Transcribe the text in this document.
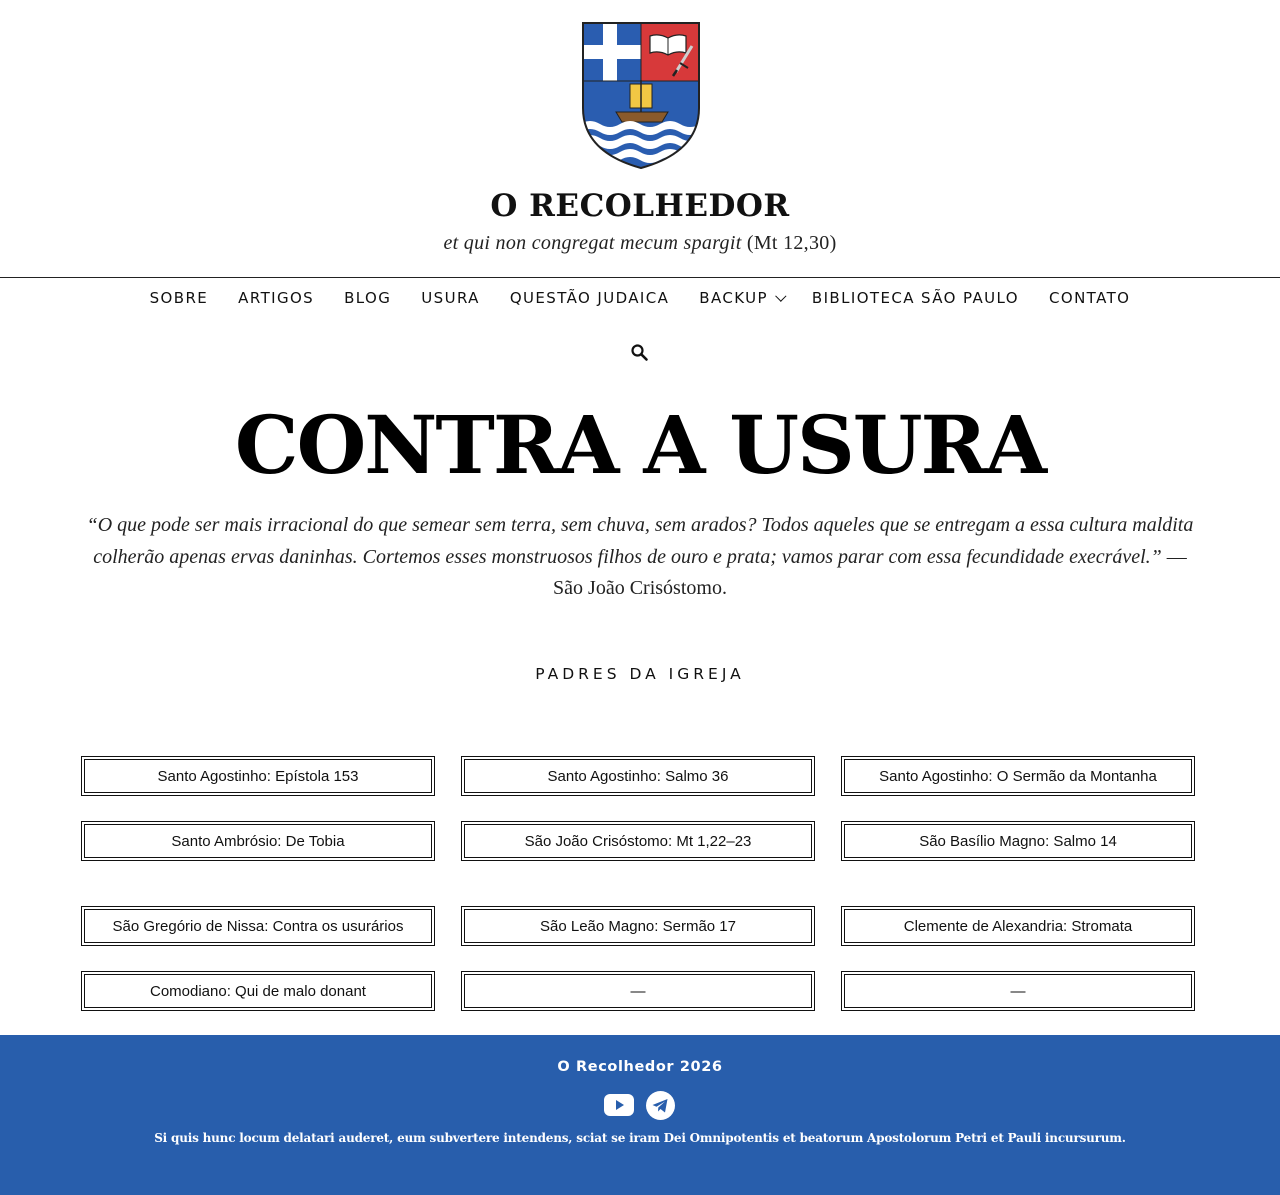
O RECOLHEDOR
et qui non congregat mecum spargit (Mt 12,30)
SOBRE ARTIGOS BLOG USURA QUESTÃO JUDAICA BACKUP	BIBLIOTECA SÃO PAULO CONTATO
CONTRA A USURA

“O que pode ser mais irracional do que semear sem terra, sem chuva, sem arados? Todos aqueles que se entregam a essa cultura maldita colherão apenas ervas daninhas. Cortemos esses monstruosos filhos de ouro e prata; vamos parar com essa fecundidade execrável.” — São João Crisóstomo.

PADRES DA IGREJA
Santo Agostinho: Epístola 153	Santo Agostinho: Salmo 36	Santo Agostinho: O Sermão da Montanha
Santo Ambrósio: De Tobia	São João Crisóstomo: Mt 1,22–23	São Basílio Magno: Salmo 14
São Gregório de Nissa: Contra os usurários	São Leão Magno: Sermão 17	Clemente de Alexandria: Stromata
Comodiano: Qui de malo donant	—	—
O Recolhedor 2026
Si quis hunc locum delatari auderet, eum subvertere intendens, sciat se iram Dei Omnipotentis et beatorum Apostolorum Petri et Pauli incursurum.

--- --- ---

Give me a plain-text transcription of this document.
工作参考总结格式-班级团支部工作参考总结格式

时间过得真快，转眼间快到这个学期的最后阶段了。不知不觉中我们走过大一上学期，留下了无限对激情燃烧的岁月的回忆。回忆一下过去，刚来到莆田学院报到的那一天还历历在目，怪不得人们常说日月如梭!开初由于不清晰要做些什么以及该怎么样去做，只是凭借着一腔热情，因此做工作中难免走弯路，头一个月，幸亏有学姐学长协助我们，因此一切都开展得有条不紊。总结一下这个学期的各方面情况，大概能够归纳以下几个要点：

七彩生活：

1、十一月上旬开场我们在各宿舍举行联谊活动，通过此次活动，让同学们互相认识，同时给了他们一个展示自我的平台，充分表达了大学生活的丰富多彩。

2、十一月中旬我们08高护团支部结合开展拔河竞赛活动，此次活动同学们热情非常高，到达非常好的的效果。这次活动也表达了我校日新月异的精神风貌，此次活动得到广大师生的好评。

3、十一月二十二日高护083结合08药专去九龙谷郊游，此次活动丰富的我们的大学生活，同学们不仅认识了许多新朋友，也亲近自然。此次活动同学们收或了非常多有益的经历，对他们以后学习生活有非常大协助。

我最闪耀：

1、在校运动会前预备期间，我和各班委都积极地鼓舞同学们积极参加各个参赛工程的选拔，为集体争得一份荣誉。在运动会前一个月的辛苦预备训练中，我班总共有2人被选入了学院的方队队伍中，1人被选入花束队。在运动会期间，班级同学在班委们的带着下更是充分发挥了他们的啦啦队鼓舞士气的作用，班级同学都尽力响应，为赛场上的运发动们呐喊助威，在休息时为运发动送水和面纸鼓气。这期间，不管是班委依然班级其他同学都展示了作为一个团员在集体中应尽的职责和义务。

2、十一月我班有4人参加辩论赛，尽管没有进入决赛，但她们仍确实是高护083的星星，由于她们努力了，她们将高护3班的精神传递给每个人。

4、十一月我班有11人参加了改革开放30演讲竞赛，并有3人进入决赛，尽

--- --- ---

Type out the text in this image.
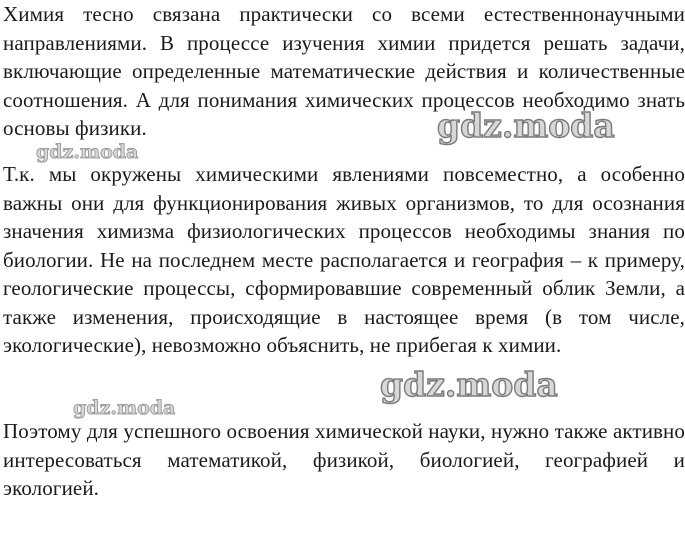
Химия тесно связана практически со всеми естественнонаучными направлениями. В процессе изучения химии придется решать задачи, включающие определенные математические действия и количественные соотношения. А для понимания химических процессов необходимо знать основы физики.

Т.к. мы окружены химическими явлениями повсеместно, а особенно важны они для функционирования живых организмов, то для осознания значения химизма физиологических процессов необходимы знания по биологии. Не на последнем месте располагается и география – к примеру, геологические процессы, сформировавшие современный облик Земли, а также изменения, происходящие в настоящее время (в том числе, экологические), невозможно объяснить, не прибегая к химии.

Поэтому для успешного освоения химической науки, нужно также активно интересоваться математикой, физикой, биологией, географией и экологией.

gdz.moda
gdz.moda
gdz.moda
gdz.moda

--- --- ---

Problem to work on ▸ Work out how many lines in the records above contain the word "Crisóstomo", and reply with that number alone.

Task response ▸ 2